WHAT TO WORK ON
Below is some material; set it all down exactly, apart from the pictures.

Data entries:
......
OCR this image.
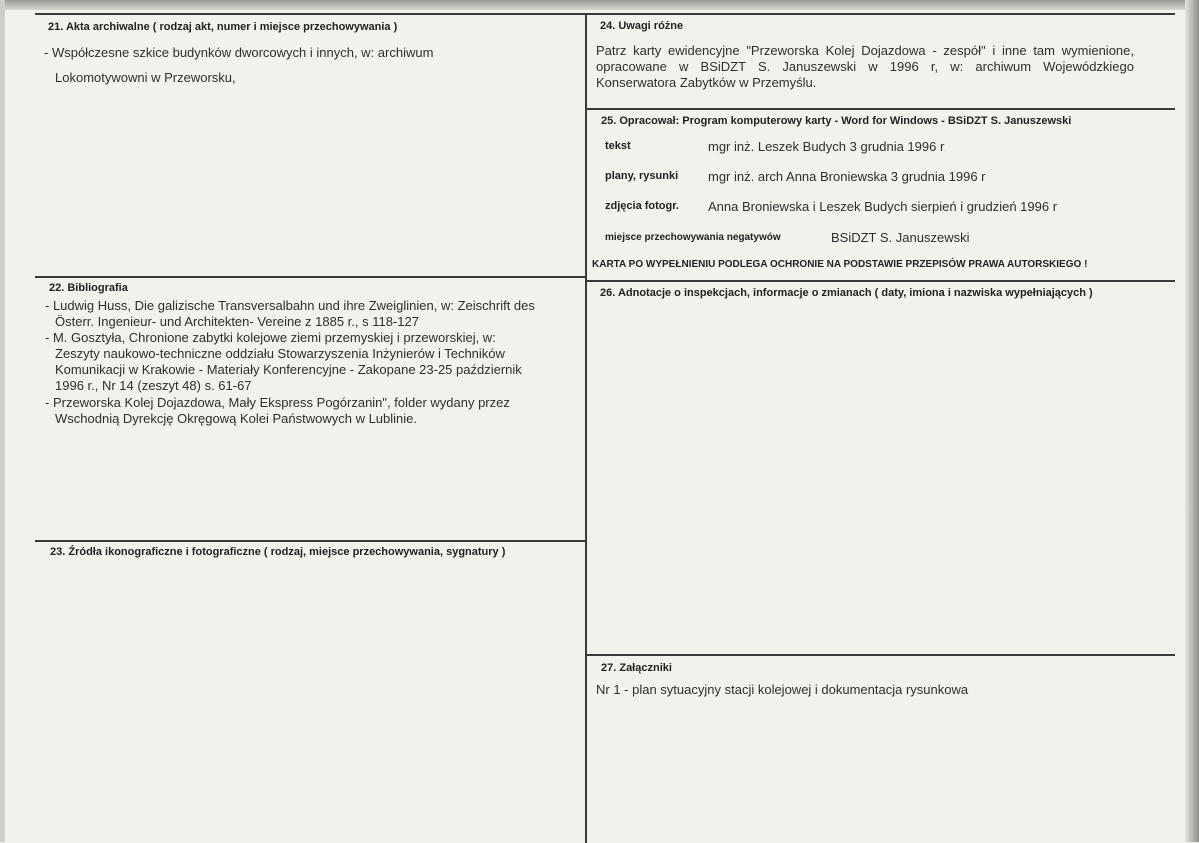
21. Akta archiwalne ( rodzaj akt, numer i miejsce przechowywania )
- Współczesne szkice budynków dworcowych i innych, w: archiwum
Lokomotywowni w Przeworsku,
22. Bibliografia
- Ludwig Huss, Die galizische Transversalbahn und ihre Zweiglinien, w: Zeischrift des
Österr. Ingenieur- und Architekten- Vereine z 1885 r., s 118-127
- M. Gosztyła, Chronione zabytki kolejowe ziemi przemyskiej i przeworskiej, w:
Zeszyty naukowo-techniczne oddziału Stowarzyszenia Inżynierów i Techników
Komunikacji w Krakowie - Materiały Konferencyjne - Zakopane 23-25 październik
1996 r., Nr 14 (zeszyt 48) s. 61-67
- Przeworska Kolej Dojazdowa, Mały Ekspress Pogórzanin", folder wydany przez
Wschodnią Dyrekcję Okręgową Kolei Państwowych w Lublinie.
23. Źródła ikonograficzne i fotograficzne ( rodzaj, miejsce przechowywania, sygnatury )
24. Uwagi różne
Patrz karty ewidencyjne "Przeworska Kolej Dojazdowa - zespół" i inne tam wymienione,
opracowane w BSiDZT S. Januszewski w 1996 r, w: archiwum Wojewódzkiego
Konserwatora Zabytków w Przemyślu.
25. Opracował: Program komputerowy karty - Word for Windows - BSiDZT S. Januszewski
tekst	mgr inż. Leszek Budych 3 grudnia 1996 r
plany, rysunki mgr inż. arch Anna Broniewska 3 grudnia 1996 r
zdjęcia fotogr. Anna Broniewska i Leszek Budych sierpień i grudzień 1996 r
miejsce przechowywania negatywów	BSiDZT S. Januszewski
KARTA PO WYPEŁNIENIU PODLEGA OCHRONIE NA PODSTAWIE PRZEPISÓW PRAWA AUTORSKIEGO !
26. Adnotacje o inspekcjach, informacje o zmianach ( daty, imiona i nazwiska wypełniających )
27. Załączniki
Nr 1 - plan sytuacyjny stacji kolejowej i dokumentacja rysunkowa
......
ANSWER BELOW
OCR this image.
21. Akta archiwalne ( rodzaj akt, numer i miejsce przechowywania )
- Współczesne szkice budynków dworcowych i innych, w: archiwum
Lokomotywowni w Przeworsku,
22. Bibliografia
- Ludwig Huss, Die galizische Transversalbahn und ihre Zweiglinien, w: Zeischrift des
Österr. Ingenieur- und Architekten- Vereine z 1885 r., s 118-127
- M. Gosztyła, Chronione zabytki kolejowe ziemi przemyskiej i przeworskiej, w:
Zeszyty naukowo-techniczne oddziału Stowarzyszenia Inżynierów i Techników
Komunikacji w Krakowie - Materiały Konferencyjne - Zakopane 23-25 październik
1996 r., Nr 14 (zeszyt 48) s. 61-67
- Przeworska Kolej Dojazdowa, Mały Ekspress Pogórzanin", folder wydany przez
Wschodnią Dyrekcję Okręgową Kolei Państwowych w Lublinie.
23. Źródła ikonograficzne i fotograficzne ( rodzaj, miejsce przechowywania, sygnatury )
24. Uwagi różne
Patrz karty ewidencyjne "Przeworska Kolej Dojazdowa - zespół" i inne tam wymienione,
opracowane w BSiDZT S. Januszewski w 1996 r, w: archiwum Wojewódzkiego
Konserwatora Zabytków w Przemyślu.
25. Opracował: Program komputerowy karty - Word for Windows - BSiDZT S. Januszewski
tekst	mgr inż. Leszek Budych 3 grudnia 1996 r
plany, rysunki mgr inż. arch Anna Broniewska 3 grudnia 1996 r
zdjęcia fotogr. Anna Broniewska i Leszek Budych sierpień i grudzień 1996 r
miejsce przechowywania negatywów	BSiDZT S. Januszewski
KARTA PO WYPEŁNIENIU PODLEGA OCHRONIE NA PODSTAWIE PRZEPISÓW PRAWA AUTORSKIEGO !
26. Adnotacje o inspekcjach, informacje o zmianach ( daty, imiona i nazwiska wypełniających )
27. Załączniki
Nr 1 - plan sytuacyjny stacji kolejowej i dokumentacja rysunkowa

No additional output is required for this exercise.